In the material below, the lines containing the word "color" are required; copy each of them.

(Data entries for graphics)
________________________

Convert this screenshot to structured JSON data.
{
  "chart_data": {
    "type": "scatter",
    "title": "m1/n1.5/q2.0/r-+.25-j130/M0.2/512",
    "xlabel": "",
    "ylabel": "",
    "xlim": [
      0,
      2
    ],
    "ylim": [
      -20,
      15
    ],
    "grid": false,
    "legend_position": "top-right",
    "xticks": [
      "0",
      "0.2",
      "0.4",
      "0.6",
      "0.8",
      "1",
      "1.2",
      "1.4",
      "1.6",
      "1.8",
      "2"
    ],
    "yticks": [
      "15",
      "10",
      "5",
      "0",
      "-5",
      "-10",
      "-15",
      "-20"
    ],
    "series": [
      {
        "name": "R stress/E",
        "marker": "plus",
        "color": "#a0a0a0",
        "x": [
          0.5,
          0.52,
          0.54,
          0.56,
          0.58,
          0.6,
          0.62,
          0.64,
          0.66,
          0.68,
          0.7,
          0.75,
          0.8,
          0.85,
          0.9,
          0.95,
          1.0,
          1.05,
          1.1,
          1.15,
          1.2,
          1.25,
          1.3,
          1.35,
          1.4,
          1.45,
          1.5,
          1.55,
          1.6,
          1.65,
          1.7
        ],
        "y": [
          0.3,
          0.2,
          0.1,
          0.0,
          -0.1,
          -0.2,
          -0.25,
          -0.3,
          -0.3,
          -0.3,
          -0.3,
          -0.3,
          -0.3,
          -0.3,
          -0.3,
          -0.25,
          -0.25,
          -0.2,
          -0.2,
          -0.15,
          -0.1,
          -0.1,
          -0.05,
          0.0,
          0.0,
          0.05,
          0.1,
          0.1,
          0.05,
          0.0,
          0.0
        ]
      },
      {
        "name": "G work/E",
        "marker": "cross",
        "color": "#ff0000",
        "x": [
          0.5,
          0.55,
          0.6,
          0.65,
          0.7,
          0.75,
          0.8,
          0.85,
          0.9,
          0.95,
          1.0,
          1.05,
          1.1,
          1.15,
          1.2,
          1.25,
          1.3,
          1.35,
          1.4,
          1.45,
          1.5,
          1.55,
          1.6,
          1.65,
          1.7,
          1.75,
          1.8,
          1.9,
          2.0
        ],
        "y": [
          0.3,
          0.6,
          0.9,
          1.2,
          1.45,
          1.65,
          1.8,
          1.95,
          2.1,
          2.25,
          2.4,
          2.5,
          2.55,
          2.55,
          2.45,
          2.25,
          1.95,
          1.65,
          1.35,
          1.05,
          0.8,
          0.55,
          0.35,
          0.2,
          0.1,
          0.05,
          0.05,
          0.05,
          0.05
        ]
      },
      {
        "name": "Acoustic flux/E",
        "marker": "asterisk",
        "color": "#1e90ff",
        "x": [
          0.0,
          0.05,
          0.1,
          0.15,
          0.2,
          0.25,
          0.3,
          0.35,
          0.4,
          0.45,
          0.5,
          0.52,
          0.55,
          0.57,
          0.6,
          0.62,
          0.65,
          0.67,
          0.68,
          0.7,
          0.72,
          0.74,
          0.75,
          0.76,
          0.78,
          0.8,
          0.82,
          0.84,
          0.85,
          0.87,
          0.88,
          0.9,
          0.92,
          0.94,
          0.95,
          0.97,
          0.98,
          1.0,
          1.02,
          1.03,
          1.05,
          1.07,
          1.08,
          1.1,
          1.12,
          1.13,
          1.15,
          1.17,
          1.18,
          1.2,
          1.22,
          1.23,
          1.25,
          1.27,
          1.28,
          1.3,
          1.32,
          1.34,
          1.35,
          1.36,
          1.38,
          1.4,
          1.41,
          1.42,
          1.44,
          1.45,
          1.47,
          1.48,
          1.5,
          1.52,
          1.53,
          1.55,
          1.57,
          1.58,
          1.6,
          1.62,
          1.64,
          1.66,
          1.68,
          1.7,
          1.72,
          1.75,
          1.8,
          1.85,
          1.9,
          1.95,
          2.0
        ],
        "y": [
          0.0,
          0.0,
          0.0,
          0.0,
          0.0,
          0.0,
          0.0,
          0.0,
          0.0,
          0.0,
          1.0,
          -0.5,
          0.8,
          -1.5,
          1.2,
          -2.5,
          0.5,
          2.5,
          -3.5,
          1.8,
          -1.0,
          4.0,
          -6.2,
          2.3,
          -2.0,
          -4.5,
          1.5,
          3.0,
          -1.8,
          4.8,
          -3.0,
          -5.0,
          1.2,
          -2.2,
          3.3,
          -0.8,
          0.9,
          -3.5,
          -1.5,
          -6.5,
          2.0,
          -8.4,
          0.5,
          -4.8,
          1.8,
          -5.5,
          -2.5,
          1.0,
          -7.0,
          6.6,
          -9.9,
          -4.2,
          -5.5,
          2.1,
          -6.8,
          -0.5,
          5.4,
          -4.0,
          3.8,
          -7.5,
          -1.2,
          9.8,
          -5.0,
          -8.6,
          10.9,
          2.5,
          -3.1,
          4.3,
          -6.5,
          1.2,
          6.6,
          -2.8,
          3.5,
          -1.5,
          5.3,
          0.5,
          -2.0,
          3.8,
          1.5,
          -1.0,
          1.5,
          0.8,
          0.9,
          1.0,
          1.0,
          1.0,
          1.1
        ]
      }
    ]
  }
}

________________________

**OUTPUT OF THE TASK:**
        "color": "#a0a0a0",
        "color": "#ff0000",
        "color": "#1e90ff",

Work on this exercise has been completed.